**About this exercise:** Only lines with the string "name" should be returned from the data below.

**Dataset entries:**

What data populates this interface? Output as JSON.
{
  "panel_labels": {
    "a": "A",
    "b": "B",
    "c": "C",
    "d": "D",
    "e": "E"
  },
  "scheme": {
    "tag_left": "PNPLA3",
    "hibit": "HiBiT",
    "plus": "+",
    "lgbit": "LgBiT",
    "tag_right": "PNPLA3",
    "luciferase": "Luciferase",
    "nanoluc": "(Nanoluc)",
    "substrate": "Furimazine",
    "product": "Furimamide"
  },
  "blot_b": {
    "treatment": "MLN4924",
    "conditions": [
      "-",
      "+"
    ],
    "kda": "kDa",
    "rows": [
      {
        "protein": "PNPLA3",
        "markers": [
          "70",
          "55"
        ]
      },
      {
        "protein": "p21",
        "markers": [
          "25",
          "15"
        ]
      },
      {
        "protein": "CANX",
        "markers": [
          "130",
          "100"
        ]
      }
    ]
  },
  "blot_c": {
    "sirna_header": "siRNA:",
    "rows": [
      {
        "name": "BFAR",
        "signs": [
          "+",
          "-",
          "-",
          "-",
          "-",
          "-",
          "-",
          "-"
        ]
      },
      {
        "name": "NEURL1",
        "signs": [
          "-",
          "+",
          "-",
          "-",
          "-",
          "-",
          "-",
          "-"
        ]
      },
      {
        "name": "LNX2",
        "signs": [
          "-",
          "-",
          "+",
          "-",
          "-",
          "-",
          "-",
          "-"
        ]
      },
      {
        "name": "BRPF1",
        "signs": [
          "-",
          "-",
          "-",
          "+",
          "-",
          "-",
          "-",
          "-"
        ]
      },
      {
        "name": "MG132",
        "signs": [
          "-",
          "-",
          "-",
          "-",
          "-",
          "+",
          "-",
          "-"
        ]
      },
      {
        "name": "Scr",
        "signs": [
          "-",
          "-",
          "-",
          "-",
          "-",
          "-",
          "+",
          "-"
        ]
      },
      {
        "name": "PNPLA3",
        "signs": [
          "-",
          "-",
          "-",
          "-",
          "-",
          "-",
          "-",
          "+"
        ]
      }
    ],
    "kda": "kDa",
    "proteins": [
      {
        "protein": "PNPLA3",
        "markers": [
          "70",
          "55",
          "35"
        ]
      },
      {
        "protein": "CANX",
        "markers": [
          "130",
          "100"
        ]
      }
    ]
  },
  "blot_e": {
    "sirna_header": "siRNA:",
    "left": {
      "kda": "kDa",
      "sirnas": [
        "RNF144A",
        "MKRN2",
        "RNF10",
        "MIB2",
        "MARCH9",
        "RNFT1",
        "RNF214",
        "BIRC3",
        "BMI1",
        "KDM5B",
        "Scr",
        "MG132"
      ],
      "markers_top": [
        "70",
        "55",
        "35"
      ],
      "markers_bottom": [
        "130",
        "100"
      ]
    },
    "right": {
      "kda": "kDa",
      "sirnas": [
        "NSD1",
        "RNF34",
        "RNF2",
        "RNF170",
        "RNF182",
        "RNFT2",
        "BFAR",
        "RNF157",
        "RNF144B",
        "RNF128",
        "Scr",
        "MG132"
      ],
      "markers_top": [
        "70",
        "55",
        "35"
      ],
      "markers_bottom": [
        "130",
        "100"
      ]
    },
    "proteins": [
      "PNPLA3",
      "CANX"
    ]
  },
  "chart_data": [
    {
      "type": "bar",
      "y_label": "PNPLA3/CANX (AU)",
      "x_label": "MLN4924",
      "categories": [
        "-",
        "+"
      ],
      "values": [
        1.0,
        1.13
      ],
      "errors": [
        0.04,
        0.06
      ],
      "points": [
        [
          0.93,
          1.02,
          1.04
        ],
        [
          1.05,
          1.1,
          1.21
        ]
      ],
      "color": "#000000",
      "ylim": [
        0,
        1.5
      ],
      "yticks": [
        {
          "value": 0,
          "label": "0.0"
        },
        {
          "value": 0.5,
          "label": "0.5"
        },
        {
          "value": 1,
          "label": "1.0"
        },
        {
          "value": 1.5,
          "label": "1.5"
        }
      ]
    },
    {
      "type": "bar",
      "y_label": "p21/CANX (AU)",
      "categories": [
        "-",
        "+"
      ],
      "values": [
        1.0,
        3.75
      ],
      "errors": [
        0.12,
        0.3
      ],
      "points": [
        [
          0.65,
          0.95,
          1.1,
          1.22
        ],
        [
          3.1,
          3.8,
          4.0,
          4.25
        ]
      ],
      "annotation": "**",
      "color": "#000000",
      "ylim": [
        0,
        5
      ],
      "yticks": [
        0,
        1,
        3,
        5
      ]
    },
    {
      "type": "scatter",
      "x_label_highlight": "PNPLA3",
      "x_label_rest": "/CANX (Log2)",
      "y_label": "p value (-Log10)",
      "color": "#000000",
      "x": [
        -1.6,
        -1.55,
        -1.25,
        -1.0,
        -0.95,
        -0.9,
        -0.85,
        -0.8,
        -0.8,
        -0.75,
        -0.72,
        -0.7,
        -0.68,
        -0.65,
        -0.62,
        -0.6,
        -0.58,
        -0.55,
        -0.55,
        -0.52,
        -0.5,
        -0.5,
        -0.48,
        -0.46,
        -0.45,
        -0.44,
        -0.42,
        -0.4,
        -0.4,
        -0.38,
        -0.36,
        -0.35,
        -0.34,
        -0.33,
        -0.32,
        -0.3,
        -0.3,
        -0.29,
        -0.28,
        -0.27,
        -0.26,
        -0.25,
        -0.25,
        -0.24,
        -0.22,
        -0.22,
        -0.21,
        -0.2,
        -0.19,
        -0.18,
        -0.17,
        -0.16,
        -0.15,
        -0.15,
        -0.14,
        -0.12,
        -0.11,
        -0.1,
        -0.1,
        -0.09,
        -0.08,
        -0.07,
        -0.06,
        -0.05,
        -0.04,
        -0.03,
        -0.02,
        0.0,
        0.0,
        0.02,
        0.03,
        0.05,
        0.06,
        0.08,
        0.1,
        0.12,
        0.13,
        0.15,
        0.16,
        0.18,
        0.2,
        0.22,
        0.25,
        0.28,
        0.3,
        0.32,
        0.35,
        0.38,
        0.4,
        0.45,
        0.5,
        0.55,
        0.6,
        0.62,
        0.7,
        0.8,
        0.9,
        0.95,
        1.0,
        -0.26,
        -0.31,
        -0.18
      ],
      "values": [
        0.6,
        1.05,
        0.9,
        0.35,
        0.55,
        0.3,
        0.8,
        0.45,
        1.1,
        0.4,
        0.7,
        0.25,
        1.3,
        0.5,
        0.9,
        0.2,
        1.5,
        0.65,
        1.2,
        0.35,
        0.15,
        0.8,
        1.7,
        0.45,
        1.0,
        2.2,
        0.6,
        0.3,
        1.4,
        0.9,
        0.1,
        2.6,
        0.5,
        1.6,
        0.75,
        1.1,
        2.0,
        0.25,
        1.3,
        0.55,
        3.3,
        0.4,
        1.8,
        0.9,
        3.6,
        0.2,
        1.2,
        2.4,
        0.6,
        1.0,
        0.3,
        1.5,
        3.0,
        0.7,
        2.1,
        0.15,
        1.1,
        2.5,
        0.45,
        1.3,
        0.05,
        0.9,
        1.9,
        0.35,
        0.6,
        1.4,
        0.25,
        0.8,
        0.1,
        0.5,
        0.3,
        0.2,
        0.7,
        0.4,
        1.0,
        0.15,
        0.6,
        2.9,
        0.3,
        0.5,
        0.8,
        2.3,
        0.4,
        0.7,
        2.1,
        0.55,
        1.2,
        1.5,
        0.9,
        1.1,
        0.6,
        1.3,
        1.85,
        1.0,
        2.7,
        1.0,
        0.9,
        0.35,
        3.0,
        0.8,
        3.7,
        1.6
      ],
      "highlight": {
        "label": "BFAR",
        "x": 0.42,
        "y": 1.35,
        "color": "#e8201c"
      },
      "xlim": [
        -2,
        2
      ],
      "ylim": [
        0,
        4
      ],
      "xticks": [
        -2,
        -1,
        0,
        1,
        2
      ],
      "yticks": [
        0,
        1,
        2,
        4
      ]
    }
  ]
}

**Task answer:**
        "name": "BFAR",
        "name": "NEURL1",
        "name": "LNX2",
        "name": "BRPF1",
        "name": "MG132",
        "name": "Scr",
        "name": "PNPLA3",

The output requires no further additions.